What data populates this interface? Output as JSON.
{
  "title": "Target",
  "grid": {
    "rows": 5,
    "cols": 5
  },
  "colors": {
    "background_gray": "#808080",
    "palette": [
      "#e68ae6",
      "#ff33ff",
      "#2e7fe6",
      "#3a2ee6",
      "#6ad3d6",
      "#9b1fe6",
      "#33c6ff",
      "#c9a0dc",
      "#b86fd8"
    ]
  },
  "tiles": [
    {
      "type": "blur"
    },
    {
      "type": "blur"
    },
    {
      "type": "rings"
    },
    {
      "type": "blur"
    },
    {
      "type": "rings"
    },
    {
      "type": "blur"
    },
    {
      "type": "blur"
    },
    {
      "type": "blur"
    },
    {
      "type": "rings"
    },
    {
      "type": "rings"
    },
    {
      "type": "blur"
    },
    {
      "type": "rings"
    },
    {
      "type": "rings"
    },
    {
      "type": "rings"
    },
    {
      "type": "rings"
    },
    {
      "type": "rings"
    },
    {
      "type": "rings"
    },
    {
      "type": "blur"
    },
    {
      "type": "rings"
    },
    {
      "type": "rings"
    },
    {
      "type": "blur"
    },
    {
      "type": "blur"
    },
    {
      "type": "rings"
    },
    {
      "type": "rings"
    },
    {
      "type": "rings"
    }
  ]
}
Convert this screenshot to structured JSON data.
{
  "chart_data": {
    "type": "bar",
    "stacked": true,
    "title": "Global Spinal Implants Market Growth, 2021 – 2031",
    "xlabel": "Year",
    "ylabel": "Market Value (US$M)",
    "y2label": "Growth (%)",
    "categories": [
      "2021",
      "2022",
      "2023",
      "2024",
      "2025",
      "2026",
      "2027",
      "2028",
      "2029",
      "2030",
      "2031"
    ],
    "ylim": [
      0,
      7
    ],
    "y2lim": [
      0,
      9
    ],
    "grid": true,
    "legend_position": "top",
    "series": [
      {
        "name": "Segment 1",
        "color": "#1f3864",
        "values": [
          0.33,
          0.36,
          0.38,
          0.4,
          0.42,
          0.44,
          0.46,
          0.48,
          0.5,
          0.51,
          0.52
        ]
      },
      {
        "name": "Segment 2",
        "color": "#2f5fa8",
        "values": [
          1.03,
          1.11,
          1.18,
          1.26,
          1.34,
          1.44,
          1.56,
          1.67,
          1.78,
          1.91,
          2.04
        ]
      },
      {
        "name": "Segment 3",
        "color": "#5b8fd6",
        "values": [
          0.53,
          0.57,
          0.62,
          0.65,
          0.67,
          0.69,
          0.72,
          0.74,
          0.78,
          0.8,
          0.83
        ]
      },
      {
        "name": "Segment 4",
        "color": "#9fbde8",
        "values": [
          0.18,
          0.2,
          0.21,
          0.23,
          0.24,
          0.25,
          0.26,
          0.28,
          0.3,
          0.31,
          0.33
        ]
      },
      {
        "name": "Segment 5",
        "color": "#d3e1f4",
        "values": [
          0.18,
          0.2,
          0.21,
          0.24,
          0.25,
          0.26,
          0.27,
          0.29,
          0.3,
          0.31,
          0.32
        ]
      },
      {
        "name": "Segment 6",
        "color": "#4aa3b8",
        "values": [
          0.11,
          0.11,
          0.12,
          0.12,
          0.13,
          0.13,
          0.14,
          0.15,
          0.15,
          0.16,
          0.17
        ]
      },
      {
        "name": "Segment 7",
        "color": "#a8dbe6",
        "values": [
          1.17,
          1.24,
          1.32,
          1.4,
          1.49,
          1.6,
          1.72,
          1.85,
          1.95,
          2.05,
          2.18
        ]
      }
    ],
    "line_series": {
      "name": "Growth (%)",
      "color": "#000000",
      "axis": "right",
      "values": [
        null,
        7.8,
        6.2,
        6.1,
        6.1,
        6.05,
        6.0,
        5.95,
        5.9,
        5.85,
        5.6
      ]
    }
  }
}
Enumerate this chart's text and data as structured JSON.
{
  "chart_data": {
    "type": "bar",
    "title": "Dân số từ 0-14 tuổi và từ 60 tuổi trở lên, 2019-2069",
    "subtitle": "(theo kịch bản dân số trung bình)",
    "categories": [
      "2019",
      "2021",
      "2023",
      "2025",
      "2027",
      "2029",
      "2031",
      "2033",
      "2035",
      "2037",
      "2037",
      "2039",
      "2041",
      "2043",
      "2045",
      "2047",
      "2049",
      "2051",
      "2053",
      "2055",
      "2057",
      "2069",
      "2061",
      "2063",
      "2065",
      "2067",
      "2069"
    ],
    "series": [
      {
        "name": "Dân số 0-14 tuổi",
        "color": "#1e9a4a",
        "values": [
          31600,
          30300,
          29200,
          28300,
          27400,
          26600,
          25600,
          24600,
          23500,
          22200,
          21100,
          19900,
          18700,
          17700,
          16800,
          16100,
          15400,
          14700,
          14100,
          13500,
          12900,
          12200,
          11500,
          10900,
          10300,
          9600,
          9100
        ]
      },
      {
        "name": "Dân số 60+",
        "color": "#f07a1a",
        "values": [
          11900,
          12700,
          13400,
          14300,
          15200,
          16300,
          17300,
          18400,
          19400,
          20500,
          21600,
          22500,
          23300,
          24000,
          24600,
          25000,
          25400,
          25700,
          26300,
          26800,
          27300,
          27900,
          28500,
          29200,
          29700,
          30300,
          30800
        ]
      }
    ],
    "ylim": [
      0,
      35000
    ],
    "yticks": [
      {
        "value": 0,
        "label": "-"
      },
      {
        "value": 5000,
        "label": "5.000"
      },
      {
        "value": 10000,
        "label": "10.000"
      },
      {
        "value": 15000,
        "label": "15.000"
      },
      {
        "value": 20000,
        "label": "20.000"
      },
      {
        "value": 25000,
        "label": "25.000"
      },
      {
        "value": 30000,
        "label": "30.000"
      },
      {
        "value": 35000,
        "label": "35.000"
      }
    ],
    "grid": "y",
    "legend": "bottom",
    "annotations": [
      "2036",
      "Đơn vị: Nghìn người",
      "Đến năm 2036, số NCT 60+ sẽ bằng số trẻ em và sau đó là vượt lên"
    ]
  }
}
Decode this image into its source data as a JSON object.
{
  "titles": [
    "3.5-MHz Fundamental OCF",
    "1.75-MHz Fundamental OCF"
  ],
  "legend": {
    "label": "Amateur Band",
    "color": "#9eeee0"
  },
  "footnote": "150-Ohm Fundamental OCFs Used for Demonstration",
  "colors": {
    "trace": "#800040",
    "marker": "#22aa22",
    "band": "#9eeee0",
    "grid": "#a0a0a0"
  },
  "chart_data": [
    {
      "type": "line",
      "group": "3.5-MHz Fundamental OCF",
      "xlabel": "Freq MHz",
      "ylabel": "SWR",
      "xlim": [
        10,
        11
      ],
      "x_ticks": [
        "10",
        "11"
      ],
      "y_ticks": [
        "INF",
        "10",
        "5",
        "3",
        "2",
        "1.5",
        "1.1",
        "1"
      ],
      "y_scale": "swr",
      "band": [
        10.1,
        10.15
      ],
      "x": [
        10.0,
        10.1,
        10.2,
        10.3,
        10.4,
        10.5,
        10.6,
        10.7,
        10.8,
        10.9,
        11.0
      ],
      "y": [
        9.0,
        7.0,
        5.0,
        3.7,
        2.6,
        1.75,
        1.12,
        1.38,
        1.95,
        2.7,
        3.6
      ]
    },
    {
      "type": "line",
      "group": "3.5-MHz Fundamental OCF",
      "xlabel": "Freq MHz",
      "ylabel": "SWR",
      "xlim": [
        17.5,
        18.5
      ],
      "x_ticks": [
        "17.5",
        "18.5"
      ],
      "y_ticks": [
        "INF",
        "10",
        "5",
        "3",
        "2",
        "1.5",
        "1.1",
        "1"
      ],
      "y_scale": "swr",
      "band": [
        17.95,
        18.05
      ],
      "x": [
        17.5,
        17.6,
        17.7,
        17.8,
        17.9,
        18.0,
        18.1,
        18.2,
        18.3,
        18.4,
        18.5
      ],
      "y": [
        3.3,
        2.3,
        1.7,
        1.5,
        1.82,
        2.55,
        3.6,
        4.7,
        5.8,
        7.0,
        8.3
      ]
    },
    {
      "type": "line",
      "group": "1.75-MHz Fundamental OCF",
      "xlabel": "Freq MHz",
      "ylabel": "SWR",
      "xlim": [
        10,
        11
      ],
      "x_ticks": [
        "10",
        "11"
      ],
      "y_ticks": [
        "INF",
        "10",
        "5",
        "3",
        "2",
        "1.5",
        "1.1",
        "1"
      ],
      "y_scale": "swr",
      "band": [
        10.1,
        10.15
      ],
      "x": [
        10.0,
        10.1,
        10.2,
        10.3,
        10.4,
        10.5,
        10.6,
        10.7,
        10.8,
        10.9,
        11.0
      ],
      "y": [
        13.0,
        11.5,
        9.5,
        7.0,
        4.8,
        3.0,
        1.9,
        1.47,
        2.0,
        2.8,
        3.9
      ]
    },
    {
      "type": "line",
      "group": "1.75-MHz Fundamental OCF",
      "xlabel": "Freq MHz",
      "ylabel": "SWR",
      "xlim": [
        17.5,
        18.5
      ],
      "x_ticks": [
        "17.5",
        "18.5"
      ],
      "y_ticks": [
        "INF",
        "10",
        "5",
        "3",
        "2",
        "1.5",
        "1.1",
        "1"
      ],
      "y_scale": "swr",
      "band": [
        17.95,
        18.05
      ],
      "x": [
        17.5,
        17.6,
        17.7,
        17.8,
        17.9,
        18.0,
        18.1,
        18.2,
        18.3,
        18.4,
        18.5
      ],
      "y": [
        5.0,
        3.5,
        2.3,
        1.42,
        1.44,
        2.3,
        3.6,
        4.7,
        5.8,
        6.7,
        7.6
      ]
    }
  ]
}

═══

What the task asks >> Extract every line above that contains the word "this".

Response to the exercise >>
What data populates this interface? Output as JSON.
Convert this screenshot to structured JSON data.
Enumerate this chart's text and data as structured JSON.
Decode this image into its source data as a JSON object.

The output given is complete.